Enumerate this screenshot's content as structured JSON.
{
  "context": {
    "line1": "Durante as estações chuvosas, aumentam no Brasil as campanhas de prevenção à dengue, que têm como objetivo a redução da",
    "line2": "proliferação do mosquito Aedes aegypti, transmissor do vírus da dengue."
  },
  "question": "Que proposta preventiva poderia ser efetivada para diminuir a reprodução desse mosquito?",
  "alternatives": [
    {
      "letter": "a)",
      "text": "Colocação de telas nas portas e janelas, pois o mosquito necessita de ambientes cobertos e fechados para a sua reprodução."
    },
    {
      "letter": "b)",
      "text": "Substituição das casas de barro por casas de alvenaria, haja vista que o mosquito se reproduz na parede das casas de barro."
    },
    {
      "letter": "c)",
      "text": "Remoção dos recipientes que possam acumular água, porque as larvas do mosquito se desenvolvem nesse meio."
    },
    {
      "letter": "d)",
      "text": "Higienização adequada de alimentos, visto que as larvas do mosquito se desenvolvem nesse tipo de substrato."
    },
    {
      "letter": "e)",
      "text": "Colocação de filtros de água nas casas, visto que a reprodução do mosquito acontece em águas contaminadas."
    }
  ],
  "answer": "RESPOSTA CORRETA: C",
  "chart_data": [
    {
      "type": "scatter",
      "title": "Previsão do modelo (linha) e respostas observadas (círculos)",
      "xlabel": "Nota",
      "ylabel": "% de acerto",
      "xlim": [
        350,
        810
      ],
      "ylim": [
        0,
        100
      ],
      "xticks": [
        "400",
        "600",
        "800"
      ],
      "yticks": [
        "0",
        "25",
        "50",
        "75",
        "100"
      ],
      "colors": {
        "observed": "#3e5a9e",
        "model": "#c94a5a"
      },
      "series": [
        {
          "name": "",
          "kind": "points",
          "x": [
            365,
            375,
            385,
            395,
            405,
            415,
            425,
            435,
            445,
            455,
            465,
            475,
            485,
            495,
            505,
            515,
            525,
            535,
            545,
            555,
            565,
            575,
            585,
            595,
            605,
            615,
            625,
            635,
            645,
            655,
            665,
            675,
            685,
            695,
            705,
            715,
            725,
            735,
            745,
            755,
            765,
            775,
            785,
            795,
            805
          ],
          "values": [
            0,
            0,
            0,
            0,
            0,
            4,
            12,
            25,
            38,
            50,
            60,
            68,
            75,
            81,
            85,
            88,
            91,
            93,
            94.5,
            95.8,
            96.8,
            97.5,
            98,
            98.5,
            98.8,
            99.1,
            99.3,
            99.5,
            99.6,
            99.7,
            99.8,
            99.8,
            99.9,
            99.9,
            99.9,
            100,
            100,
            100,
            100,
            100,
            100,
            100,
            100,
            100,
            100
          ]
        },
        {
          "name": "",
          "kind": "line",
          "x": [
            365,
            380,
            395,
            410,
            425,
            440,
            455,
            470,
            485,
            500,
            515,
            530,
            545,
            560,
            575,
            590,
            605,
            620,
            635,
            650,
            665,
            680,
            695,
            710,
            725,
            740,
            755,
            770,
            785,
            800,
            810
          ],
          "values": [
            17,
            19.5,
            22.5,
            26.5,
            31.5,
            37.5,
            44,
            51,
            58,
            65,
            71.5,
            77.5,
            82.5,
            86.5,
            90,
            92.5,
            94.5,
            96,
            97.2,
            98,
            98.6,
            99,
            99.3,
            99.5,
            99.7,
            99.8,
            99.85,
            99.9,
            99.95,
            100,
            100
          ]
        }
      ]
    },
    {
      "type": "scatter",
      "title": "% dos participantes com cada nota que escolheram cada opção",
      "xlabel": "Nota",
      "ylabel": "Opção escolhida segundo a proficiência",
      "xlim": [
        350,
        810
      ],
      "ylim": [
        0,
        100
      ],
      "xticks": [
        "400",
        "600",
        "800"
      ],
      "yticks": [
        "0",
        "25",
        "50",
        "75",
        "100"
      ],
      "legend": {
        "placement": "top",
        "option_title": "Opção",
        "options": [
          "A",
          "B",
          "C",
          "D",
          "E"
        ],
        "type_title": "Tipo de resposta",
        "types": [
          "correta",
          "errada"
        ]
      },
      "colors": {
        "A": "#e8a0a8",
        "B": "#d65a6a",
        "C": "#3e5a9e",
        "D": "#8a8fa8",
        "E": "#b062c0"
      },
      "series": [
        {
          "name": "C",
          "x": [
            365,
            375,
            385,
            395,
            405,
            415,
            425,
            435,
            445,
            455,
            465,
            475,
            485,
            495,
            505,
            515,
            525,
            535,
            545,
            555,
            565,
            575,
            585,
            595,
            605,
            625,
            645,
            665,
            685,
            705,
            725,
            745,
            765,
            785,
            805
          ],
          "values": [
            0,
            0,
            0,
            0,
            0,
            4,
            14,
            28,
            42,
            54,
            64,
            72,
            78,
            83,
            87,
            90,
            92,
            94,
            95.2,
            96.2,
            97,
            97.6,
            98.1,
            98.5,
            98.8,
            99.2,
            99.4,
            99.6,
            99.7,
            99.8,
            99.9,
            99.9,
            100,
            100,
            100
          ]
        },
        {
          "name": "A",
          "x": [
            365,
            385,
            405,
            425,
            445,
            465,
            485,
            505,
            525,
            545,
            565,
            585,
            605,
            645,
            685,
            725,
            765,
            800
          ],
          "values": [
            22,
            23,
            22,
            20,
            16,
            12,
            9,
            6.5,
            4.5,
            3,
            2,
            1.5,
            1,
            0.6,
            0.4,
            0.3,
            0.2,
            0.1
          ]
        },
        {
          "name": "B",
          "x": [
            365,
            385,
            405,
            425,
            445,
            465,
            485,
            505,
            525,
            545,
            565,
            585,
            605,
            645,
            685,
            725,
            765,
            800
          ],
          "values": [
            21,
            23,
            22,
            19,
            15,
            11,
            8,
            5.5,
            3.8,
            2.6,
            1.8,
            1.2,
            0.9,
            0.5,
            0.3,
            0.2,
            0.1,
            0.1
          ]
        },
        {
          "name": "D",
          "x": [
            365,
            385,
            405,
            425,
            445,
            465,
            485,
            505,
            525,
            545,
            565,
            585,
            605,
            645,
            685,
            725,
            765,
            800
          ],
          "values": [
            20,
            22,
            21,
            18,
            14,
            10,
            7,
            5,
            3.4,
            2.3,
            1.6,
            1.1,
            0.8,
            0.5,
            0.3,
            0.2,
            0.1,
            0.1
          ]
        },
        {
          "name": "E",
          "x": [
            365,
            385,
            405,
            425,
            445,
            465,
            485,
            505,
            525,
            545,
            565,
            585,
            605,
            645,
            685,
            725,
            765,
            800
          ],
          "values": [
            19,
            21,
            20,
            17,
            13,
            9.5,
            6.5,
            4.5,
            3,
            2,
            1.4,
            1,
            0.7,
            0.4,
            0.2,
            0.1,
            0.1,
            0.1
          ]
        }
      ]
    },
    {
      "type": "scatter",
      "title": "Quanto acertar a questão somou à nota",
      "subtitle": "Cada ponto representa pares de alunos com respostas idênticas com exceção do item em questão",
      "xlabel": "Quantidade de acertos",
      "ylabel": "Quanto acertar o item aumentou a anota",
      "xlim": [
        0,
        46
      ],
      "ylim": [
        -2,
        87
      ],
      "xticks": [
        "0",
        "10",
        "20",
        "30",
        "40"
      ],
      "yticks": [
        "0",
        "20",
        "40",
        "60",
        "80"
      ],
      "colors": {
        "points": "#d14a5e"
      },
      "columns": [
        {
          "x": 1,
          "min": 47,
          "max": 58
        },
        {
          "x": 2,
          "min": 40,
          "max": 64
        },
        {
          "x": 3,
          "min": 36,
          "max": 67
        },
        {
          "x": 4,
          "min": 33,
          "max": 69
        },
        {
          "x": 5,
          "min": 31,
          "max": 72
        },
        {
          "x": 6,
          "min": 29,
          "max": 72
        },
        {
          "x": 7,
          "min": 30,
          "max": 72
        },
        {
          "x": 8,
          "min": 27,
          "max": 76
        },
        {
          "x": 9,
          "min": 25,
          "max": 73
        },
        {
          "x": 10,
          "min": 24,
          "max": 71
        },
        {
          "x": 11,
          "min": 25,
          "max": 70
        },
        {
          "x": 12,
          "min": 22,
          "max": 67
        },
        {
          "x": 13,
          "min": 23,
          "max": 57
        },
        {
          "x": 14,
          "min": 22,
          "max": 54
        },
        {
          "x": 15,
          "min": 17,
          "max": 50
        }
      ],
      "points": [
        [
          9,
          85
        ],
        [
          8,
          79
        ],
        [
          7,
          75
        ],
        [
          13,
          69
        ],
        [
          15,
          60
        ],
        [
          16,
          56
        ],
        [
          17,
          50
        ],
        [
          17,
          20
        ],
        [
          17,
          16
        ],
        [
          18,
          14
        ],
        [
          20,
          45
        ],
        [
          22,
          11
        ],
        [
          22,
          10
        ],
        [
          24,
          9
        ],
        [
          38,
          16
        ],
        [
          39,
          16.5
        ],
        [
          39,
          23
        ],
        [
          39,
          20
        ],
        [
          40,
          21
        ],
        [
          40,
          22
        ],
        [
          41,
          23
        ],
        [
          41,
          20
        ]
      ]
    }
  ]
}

============================================================

### Task brief
Pick out every line with the string "Quanto" and copy it.

### Written answer
      "title": "Quanto acertar a questão somou à nota",
      "ylabel": "Quanto acertar o item aumentou a anota",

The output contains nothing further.